Task prompt
Work through the data below line by line and say how many lines hold "ยกเล"; give only the number.

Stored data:
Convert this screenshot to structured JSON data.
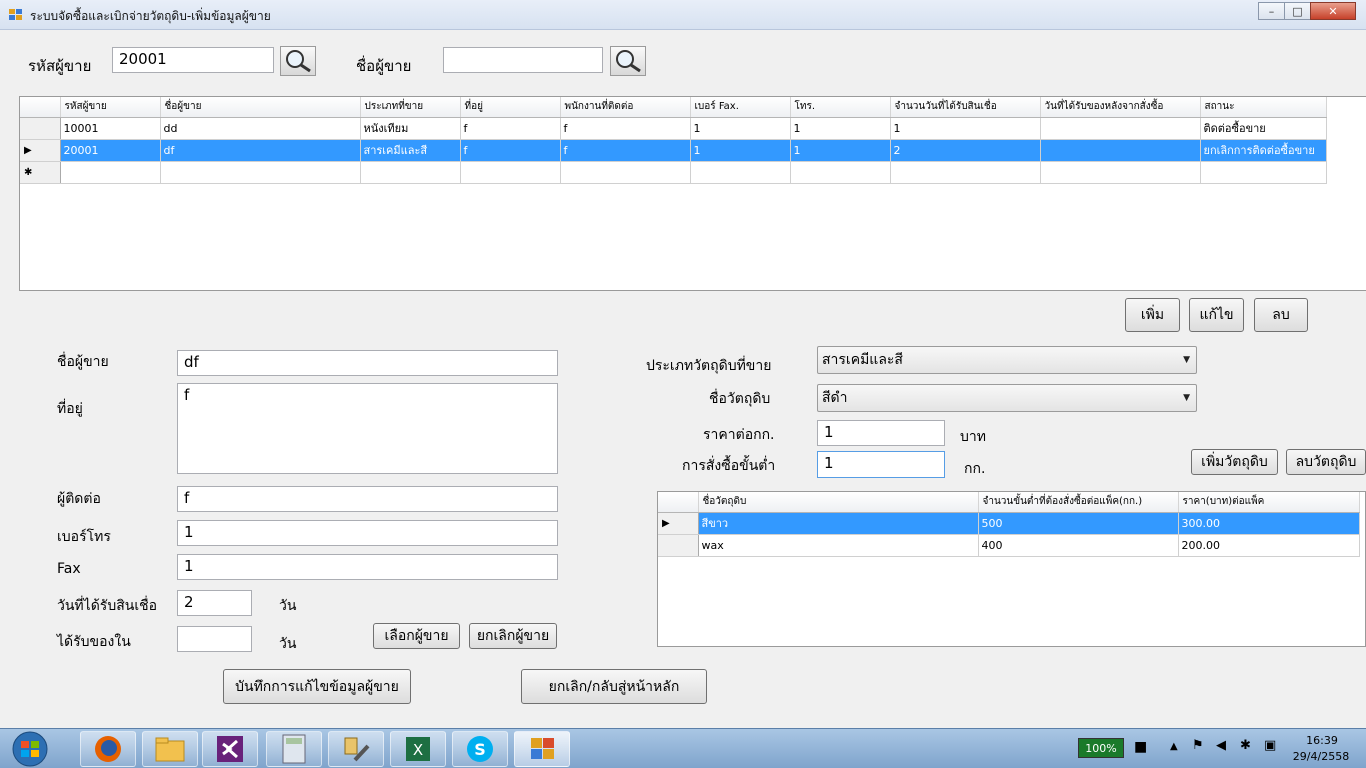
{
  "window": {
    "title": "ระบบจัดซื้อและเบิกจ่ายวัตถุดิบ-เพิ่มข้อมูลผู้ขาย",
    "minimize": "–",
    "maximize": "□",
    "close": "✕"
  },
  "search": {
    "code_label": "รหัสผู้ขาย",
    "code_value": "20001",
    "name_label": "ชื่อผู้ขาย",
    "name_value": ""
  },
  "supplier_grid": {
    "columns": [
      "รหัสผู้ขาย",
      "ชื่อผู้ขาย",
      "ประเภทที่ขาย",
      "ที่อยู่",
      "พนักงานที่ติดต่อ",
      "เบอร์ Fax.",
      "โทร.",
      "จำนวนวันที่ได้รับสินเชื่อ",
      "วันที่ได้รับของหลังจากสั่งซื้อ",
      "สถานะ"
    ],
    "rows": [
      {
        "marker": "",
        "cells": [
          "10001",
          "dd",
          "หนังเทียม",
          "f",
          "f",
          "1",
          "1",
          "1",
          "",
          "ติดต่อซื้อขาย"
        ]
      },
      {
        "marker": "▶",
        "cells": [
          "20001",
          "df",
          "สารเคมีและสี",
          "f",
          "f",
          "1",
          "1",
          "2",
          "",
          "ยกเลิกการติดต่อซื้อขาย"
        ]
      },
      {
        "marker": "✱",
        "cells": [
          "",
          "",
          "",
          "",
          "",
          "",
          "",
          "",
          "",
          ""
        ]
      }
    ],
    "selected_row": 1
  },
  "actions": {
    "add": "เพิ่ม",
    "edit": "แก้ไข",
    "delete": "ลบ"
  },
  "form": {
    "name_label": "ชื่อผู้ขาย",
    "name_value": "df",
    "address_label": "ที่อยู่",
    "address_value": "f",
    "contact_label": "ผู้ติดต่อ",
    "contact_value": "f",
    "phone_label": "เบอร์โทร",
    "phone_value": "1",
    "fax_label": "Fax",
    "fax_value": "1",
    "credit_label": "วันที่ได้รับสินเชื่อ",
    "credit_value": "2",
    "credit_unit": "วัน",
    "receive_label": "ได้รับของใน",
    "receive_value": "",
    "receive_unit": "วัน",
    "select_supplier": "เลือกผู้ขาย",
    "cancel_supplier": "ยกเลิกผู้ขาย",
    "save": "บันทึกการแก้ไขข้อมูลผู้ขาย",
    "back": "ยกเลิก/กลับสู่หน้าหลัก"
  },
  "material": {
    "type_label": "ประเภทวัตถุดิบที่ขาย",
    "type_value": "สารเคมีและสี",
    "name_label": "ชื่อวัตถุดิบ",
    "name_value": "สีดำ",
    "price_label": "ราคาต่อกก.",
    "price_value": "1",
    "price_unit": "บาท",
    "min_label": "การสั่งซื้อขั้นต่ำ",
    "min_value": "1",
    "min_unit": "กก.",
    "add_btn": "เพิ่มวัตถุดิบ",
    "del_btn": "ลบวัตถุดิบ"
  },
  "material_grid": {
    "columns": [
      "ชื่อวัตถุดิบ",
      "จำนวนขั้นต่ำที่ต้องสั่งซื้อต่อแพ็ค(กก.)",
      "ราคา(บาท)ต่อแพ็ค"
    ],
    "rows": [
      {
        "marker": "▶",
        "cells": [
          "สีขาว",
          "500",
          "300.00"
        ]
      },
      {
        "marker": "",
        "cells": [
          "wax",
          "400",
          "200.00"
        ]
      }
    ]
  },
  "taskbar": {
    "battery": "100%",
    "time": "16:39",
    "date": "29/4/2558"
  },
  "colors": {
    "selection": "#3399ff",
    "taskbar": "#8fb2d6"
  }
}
---
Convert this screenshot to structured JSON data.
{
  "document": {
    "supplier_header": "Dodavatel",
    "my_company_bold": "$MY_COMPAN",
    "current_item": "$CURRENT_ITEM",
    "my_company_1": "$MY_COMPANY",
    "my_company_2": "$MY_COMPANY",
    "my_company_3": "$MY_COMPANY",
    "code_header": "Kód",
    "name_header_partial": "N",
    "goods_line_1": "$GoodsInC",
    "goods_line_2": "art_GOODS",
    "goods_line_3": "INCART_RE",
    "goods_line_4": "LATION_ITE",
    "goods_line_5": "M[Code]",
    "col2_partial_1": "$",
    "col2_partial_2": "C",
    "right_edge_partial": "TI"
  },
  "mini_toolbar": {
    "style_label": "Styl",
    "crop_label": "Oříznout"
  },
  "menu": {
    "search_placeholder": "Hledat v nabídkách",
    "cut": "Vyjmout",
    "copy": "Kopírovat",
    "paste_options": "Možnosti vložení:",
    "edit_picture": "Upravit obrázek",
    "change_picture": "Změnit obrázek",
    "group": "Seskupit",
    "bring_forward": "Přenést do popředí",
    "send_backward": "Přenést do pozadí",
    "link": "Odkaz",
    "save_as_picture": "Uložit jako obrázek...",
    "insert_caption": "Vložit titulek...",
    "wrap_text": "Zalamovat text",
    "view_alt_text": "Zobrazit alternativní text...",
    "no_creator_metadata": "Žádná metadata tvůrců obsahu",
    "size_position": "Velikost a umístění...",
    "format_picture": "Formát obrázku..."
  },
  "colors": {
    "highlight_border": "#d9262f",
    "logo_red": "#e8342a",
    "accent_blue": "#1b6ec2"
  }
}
---
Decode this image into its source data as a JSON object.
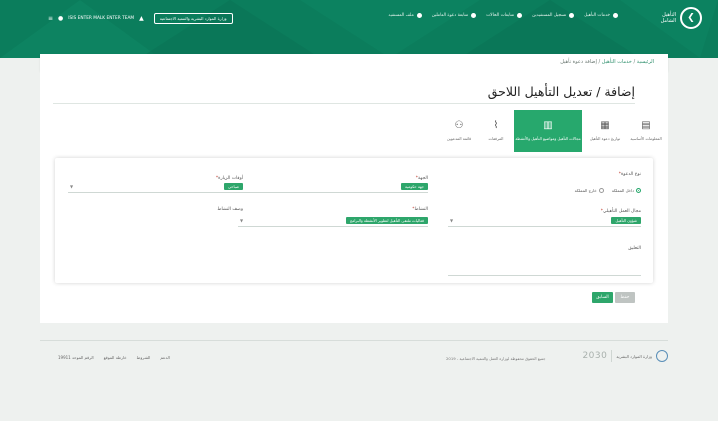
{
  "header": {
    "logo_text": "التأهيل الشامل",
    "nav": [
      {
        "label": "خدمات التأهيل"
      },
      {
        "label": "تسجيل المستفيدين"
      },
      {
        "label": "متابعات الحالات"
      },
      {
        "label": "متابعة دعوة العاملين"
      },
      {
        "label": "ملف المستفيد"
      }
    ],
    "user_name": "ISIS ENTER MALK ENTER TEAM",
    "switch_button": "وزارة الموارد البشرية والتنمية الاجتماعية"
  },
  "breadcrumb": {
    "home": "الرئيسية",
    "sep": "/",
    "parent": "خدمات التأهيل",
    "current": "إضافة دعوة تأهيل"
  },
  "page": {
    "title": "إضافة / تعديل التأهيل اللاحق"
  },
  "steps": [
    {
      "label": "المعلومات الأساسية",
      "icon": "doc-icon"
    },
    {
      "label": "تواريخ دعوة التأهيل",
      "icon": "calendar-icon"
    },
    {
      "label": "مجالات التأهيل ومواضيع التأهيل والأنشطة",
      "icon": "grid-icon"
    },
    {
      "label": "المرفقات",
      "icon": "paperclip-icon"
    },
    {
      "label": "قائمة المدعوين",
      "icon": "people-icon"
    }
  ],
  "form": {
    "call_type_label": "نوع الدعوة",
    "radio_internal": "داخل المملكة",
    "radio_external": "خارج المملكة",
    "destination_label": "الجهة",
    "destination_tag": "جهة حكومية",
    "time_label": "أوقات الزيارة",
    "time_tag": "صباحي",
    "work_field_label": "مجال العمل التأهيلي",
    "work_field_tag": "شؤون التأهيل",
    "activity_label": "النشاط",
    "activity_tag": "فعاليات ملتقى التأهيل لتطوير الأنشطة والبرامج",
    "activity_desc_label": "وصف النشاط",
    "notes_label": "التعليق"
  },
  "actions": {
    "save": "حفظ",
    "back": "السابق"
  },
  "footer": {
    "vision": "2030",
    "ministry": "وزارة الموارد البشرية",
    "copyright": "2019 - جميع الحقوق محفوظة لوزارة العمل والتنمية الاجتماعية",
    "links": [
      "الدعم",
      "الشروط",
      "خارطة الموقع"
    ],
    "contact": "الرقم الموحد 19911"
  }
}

Solution to the problem
3